■ **STATED PROBLEM**
Exactly reproduce the line containing "What's the underlying" together with every line after it, through the end of the entries, and give nothing more.

--- MATERIAL FOR THE TASK ---

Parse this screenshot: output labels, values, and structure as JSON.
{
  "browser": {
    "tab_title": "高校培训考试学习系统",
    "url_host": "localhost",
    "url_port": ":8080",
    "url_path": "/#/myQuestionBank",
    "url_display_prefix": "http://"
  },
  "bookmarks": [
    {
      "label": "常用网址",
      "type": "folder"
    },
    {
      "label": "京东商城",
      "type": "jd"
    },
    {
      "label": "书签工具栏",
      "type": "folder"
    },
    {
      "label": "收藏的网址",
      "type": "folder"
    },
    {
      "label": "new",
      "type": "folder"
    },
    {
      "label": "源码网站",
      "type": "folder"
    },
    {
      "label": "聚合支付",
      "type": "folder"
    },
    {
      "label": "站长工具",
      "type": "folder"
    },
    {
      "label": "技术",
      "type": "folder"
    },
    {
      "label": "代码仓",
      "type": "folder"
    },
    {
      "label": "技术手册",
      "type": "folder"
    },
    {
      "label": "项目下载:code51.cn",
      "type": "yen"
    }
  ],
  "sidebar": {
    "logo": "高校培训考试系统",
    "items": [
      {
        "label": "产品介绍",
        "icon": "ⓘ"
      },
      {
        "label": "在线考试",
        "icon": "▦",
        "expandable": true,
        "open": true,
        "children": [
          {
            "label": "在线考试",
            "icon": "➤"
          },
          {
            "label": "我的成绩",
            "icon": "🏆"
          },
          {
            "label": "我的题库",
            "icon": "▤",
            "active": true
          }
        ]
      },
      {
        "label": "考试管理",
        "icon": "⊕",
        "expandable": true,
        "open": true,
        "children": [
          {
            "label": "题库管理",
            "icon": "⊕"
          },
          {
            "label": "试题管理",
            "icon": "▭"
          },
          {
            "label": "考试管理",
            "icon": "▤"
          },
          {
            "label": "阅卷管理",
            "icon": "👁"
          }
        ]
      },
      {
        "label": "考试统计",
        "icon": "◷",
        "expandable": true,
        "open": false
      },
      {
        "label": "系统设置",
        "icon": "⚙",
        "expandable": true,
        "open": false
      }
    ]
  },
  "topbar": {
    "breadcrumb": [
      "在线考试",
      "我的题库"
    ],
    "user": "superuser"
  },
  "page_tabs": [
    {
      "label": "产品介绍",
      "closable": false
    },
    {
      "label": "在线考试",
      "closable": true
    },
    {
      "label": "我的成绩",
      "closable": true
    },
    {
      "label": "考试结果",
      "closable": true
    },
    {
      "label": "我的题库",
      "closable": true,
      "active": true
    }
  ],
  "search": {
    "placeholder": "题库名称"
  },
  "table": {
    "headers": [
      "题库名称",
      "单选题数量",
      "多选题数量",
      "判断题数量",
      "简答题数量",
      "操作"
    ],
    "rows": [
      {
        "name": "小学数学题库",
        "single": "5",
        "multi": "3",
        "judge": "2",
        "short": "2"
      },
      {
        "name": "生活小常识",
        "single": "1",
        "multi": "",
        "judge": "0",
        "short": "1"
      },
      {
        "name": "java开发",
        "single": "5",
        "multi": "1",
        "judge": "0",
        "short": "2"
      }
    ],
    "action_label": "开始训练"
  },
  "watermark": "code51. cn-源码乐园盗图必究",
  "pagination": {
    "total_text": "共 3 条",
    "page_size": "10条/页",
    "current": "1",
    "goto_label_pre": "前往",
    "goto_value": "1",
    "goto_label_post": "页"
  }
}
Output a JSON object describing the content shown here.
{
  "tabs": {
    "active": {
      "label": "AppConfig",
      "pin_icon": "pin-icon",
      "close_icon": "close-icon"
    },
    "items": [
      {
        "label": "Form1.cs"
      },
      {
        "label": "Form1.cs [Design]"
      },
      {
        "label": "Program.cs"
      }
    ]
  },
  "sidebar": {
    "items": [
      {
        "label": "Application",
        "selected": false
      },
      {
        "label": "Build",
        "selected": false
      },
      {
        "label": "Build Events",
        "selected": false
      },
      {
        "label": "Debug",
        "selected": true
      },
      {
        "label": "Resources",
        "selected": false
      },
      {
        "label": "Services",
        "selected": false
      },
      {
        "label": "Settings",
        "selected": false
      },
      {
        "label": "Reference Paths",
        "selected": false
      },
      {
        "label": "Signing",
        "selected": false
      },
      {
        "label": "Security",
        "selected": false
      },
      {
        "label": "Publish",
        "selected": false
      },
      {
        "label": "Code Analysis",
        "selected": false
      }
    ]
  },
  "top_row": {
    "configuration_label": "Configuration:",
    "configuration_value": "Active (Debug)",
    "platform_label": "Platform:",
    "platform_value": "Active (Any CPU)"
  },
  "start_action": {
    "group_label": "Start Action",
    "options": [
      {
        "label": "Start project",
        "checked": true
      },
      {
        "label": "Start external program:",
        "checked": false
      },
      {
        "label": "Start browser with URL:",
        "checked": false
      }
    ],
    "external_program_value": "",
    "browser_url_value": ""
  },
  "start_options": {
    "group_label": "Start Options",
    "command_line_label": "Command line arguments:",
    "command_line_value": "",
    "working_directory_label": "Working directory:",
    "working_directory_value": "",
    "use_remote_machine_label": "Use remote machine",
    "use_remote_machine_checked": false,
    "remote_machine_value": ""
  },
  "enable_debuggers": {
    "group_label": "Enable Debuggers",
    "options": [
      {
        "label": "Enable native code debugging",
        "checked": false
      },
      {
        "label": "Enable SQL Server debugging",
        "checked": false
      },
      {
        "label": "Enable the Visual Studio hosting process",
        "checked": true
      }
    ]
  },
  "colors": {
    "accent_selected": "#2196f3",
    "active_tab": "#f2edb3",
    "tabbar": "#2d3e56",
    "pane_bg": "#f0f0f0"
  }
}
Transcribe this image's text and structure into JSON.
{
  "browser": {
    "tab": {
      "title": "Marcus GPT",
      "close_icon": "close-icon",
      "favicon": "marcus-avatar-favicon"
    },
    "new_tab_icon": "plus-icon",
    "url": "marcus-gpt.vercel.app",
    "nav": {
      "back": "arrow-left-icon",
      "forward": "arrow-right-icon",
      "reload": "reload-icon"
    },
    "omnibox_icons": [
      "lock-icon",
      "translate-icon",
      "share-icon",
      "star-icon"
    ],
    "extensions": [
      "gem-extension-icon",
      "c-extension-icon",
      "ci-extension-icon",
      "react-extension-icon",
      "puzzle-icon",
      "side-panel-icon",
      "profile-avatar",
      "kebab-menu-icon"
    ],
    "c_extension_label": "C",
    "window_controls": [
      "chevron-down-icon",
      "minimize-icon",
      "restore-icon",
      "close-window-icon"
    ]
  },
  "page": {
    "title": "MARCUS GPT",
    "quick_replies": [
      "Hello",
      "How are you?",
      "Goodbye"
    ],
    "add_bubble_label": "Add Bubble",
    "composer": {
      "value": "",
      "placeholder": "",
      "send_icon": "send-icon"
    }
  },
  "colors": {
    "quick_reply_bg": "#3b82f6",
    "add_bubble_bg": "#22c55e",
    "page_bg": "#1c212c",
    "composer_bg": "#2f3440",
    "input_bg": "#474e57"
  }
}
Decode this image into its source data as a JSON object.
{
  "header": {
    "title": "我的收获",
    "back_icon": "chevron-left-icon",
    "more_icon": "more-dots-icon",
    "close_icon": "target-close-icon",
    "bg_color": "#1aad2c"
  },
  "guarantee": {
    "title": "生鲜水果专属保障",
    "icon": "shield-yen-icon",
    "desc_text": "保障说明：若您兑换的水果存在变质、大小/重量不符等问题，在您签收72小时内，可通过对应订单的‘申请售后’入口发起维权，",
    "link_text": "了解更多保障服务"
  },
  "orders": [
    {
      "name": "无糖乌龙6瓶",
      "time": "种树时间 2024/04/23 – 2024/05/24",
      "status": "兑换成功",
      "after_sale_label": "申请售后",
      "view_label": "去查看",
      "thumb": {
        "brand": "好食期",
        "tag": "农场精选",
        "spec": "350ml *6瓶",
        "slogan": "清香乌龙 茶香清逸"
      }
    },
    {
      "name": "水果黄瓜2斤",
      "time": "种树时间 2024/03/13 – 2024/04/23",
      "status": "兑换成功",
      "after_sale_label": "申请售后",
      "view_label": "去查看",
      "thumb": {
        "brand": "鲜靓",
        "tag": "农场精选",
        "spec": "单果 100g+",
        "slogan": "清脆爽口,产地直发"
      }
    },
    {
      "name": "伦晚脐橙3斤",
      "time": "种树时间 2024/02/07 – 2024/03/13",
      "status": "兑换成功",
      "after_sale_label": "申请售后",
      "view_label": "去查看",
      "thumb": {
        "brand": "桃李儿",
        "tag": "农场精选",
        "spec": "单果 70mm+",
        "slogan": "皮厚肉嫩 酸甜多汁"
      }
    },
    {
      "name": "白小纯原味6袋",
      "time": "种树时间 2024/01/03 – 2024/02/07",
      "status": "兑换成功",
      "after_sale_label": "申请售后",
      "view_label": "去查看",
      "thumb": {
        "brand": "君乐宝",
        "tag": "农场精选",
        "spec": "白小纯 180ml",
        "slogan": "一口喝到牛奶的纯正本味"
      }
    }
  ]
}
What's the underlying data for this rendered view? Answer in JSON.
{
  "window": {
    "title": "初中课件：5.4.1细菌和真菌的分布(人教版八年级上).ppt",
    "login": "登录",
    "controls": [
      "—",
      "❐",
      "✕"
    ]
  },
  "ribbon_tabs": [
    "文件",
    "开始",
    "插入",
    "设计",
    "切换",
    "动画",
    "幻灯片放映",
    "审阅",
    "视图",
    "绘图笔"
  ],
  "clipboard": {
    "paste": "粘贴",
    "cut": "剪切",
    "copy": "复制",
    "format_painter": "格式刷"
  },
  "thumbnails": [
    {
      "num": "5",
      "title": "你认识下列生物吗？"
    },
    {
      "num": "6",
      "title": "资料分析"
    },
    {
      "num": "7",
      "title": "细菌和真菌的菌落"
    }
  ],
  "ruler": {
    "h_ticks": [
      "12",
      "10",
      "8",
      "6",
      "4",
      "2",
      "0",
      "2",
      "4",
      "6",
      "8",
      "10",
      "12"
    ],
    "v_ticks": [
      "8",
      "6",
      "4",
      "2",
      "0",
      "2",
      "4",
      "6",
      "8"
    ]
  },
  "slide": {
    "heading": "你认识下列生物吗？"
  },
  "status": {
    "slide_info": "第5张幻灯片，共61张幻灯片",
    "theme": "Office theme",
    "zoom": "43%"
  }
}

---

■ **COMPLETED EXERCISE**
What's the underlying data for this rendered view? Answer in JSON.
{
  "window": {
    "title": "初中课件：5.4.1细菌和真菌的分布(人教版八年级上).ppt",
    "login": "登录",
    "controls": [
      "—",
      "❐",
      "✕"
    ]
  },
  "ribbon_tabs": [
    "文件",
    "开始",
    "插入",
    "设计",
    "切换",
    "动画",
    "幻灯片放映",
    "审阅",
    "视图",
    "绘图笔"
  ],
  "clipboard": {
    "paste": "粘贴",
    "cut": "剪切",
    "copy": "复制",
    "format_painter": "格式刷"
  },
  "thumbnails": [
    {
      "num": "5",
      "title": "你认识下列生物吗？"
    },
    {
      "num": "6",
      "title": "资料分析"
    },
    {
      "num": "7",
      "title": "细菌和真菌的菌落"
    }
  ],
  "ruler": {
    "h_ticks": [
      "12",
      "10",
      "8",
      "6",
      "4",
      "2",
      "0",
      "2",
      "4",
      "6",
      "8",
      "10",
      "12"
    ],
    "v_ticks": [
      "8",
      "6",
      "4",
      "2",
      "0",
      "2",
      "4",
      "6",
      "8"
    ]
  },
  "slide": {
    "heading": "你认识下列生物吗？"
  },
  "status": {
    "slide_info": "第5张幻灯片，共61张幻灯片",
    "theme": "Office theme",
    "zoom": "43%"
  }
}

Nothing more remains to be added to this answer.